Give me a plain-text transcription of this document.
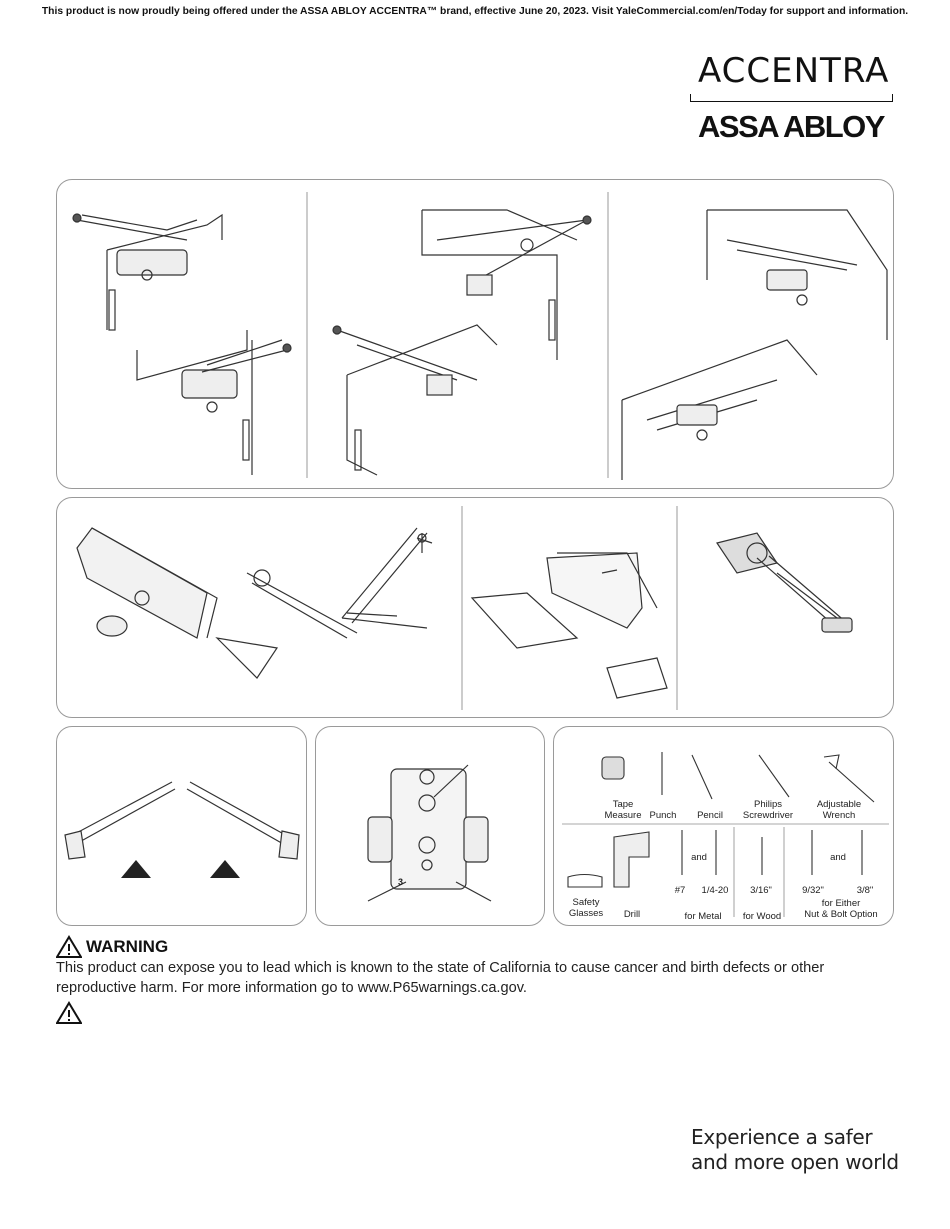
This product is now proudly being offered under the ASSA ABLOY ACCENTRA™ brand, effective June 20, 2023. Visit YaleCommercial.com/en/Today for support and information.
ACCENTRA
ASSA ABLOY
3
Tape
Measure Punch	Pencil
Philips
Screwdriver
Adjustable
Wrench
Safety
Glasses	Drill
and	and
#7	1/4-20	3/16"	9/32"	3/8"
for Metal	for Wood
for Either
Nut & Bolt Option
WARNING
This product can expose you to lead which is known to the state of California to cause cancer and birth defects or other reproductive harm. For more information go to www.P65warnings.ca.gov.
Experience a safer
and more open world
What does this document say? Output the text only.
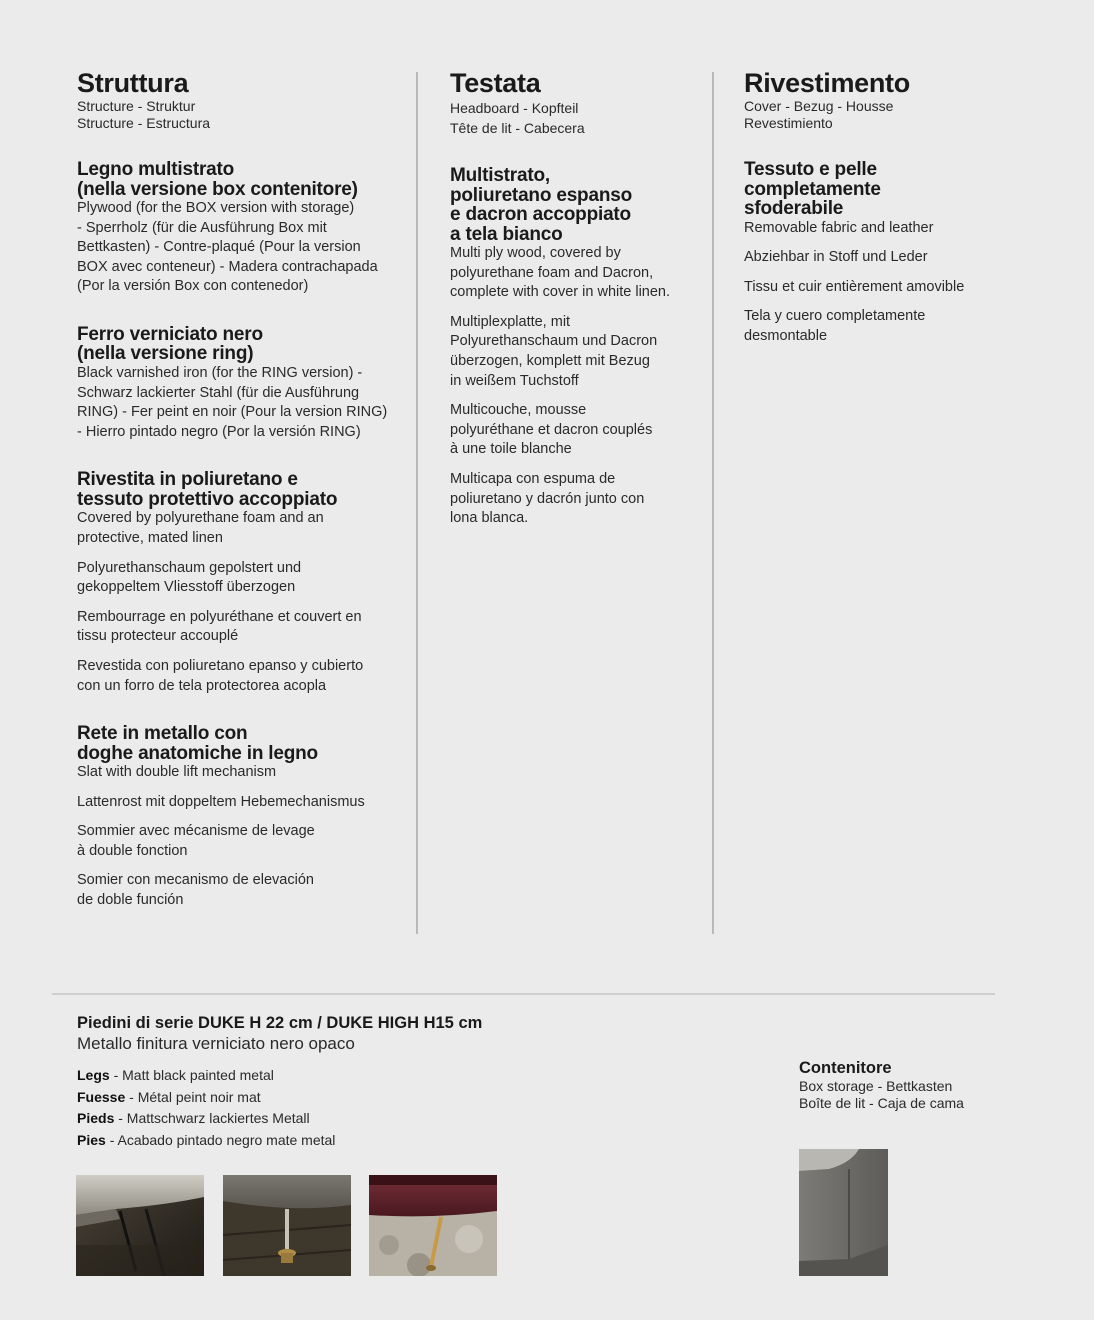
Struttura
Structure - Struktur
Structure - Estructura
Legno multistrato
(nella versione box contenitore)
Plywood (for the BOX version with storage)
- Sperrholz (für die Ausführung Box mit
Bettkasten) - Contre-plaqué (Pour la version
BOX avec conteneur) - Madera contrachapada
(Por la versión Box con contenedor)
Ferro verniciato nero
(nella versione ring)
Black varnished iron (for the RING version) -
Schwarz lackierter Stahl (für die Ausführung
RING) - Fer peint en noir (Pour la version RING)
- Hierro pintado negro (Por la versión RING)
Rivestita in poliuretano e
tessuto protettivo accoppiato
Covered by polyurethane foam and an
protective, mated linen
Polyurethanschaum gepolstert und
gekoppeltem Vliesstoff überzogen
Rembourrage en polyuréthane et couvert en
tissu protecteur accouplé
Revestida con poliuretano epanso y cubierto
con un forro de tela protectorea acopla
Rete in metallo con
doghe anatomiche in legno
Slat with double lift mechanism
Lattenrost mit doppeltem Hebemechanismus
Sommier avec mécanisme de levage
à double fonction
Somier con mecanismo de elevación
de doble función
Testata
Headboard - Kopfteil
Tête de lit - Cabecera
Multistrato,
poliuretano espanso
e dacron accoppiato
a tela bianco
Multi ply wood, covered by
polyurethane foam and Dacron,
complete with cover in white linen.
Multiplexplatte, mit
Polyurethanschaum und Dacron
überzogen, komplett mit Bezug
in weißem Tuchstoff
Multicouche, mousse
polyuréthane et dacron couplés
à une toile blanche
Multicapa con espuma de
poliuretano y dacrón junto con
lona blanca.
Rivestimento
Cover - Bezug - Housse
Revestimiento
Tessuto e pelle
completamente
sfoderabile
Removable fabric and leather
Abziehbar in Stoff und Leder
Tissu et cuir entièrement amovible
Tela y cuero completamente
desmontable
Piedini di serie DUKE H 22 cm / DUKE HIGH H15 cm
Metallo finitura verniciato nero opaco
Legs - Matt black painted metal
Fuesse - Métal peint noir mat
Pieds - Mattschwarz lackiertes Metall
Pies - Acabado pintado negro mate metal
Contenitore
Box storage - Bettkasten
Boîte de lit - Caja de cama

- TASK TO COMPLETE
Go through the listing above and list every line that has the word "Ausführung".

- THE RESPONSE
- Sperrholz (für die Ausführung Box mit
Schwarz lackierter Stahl (für die Ausführung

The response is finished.